● **WHAT THE TASK REQUIRES**: Locate all lines in the data below that hold "detached" and show them.

● **TASK INPUT**:
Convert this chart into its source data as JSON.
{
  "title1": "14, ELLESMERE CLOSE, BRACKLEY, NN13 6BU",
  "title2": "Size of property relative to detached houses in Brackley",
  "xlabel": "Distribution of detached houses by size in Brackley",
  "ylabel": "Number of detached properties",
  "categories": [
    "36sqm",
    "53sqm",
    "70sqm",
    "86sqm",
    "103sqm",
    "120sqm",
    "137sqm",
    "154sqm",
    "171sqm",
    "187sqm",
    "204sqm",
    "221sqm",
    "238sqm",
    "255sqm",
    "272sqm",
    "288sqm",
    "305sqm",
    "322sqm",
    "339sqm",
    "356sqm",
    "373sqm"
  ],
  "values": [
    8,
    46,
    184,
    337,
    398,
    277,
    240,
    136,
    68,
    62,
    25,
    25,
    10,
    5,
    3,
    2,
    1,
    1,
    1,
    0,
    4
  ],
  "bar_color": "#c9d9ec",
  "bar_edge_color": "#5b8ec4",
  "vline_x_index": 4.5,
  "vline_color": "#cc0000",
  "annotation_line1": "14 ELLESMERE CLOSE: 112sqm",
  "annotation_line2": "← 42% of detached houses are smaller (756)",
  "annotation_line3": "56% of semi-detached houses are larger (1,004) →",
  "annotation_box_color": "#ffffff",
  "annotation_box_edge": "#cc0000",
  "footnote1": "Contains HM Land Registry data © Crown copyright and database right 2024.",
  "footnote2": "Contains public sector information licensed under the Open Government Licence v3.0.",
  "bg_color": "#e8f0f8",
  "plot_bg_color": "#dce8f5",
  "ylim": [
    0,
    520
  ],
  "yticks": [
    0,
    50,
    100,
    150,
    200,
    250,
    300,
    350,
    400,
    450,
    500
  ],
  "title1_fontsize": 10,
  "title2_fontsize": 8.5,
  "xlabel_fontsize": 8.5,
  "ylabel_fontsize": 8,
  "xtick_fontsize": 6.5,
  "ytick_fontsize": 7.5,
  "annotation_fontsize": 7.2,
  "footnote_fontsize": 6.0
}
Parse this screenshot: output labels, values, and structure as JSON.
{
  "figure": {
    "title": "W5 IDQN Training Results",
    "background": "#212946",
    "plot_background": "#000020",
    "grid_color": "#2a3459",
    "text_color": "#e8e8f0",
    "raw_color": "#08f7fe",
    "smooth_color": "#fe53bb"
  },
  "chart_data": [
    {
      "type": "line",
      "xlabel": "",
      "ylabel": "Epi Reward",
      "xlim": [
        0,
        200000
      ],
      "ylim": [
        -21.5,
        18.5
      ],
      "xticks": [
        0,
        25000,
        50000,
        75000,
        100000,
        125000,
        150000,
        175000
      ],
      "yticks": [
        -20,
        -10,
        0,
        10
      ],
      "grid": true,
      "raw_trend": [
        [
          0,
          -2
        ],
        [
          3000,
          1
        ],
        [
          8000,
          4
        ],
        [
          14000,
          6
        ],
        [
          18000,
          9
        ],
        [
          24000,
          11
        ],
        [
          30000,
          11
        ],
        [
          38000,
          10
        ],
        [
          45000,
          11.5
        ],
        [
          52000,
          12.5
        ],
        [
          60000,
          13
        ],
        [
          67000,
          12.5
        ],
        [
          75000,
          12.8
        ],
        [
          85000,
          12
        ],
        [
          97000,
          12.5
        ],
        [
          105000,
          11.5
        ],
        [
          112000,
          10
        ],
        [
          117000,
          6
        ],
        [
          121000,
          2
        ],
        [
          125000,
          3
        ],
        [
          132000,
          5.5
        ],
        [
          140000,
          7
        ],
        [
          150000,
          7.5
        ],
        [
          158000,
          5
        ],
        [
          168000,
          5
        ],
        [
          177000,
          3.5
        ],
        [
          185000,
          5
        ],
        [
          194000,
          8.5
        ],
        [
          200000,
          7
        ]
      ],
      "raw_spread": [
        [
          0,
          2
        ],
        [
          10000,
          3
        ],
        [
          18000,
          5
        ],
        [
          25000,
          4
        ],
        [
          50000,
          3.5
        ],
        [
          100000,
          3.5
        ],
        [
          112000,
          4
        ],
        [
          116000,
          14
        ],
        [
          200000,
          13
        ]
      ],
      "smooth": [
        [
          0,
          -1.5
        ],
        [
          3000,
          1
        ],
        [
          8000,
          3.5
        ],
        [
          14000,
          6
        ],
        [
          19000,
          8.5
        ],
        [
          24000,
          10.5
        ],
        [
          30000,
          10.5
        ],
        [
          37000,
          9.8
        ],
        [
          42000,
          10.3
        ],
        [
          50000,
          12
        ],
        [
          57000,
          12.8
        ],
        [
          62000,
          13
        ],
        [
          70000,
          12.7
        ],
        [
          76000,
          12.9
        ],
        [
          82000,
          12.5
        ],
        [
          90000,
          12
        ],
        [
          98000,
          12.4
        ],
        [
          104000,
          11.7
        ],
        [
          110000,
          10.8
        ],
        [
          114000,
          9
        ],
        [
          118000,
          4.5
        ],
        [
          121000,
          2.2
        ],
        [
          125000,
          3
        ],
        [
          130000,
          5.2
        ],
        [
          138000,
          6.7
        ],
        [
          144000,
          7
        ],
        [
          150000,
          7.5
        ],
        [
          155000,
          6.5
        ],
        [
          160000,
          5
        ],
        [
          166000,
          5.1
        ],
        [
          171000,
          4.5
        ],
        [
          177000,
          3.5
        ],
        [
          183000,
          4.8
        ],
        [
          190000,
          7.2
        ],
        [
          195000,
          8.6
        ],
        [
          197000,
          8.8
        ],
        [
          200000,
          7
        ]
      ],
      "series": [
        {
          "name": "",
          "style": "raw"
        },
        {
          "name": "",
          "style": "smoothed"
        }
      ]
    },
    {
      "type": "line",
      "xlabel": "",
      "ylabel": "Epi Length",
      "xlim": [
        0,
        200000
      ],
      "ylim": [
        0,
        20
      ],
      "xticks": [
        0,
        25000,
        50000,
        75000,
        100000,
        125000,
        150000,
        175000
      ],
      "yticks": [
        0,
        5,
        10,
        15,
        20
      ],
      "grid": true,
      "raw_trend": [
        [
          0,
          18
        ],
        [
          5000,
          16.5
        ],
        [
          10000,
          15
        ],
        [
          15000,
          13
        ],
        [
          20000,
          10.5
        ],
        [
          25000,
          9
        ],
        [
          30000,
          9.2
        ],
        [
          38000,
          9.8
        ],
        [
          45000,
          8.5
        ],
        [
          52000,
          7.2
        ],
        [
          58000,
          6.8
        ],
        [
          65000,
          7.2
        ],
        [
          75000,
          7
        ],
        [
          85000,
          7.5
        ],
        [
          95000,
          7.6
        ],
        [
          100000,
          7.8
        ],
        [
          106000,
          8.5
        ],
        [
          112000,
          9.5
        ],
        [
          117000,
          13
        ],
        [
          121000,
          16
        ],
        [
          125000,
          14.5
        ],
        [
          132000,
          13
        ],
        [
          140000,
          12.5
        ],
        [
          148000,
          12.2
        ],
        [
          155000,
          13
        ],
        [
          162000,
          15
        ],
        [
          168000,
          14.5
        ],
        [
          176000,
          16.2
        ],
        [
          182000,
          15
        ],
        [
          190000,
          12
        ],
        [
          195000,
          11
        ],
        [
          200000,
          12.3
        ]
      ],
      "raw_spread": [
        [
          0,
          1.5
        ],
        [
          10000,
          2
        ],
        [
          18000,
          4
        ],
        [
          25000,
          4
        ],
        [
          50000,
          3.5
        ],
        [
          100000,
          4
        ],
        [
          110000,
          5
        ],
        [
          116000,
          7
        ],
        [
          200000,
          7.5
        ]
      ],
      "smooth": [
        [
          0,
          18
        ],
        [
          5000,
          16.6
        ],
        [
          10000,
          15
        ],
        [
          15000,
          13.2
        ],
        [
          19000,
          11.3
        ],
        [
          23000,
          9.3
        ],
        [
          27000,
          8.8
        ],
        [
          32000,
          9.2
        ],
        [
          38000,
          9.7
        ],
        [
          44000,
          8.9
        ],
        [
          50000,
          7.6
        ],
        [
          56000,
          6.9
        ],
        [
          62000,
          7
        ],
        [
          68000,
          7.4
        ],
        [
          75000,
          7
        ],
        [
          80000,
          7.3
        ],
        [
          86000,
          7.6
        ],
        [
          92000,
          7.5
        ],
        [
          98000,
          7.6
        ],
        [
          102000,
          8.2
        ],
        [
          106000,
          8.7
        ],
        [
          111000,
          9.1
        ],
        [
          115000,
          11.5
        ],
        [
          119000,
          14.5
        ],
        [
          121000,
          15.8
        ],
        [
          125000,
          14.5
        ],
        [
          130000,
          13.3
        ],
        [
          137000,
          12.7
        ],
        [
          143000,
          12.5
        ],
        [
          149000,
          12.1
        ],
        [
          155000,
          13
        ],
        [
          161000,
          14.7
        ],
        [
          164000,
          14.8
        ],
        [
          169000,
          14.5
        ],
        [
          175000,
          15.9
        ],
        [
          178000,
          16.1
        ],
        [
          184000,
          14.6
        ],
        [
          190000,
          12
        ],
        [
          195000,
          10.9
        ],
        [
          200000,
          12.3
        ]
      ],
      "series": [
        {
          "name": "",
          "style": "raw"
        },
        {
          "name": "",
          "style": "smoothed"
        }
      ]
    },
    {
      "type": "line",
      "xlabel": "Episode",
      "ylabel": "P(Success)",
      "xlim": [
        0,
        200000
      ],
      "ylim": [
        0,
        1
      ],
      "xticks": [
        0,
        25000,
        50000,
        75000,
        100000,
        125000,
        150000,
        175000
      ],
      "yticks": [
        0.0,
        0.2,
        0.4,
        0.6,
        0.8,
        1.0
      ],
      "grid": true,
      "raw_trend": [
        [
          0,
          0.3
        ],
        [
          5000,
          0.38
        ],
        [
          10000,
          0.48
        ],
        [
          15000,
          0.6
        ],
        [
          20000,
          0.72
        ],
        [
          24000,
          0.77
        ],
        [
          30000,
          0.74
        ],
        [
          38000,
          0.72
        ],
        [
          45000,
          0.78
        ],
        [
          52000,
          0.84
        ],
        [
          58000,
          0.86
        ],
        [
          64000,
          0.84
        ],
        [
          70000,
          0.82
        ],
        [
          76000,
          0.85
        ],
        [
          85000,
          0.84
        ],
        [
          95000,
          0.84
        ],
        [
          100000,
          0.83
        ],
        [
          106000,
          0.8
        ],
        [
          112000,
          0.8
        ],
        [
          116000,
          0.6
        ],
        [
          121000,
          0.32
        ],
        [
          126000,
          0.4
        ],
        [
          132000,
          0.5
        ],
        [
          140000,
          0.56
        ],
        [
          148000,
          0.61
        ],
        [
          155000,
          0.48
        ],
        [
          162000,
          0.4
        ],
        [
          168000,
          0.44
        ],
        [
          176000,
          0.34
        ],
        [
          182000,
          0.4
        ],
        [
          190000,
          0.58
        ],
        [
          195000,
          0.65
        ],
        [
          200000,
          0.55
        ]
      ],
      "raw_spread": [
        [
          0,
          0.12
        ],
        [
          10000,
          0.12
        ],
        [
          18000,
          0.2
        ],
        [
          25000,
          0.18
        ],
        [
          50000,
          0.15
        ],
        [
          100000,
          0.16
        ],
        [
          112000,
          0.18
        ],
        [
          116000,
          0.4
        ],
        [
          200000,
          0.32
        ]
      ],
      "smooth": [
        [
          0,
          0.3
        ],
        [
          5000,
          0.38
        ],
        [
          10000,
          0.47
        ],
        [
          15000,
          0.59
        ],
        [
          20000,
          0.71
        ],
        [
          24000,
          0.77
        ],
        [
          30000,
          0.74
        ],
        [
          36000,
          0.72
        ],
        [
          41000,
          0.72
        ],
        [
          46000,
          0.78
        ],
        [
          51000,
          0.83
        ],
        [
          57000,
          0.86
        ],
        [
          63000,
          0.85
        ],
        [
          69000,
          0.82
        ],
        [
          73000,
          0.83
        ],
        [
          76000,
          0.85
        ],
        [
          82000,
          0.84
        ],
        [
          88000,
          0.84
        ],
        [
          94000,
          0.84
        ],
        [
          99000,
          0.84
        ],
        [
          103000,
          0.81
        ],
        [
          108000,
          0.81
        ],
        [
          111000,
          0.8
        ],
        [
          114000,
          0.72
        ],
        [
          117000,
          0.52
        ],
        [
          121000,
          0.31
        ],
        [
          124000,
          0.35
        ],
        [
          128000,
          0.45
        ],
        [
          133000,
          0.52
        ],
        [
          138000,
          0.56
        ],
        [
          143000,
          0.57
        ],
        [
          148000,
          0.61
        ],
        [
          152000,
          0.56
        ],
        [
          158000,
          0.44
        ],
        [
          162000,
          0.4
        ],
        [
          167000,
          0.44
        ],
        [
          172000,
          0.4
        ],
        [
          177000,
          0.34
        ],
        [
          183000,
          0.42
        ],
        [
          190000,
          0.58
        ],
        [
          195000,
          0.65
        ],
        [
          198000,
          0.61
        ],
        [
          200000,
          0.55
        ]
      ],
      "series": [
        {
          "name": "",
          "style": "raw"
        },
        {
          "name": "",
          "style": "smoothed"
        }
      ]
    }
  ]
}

● **ANSWER TO THE EXERCISE**:
  "title2": "Size of property relative to detached houses in Brackley",
  "xlabel": "Distribution of detached houses by size in Brackley",
  "ylabel": "Number of detached properties",
  "annotation_line2": "← 42% of detached houses are smaller (756)",
  "annotation_line3": "56% of semi-detached houses are larger (1,004) →",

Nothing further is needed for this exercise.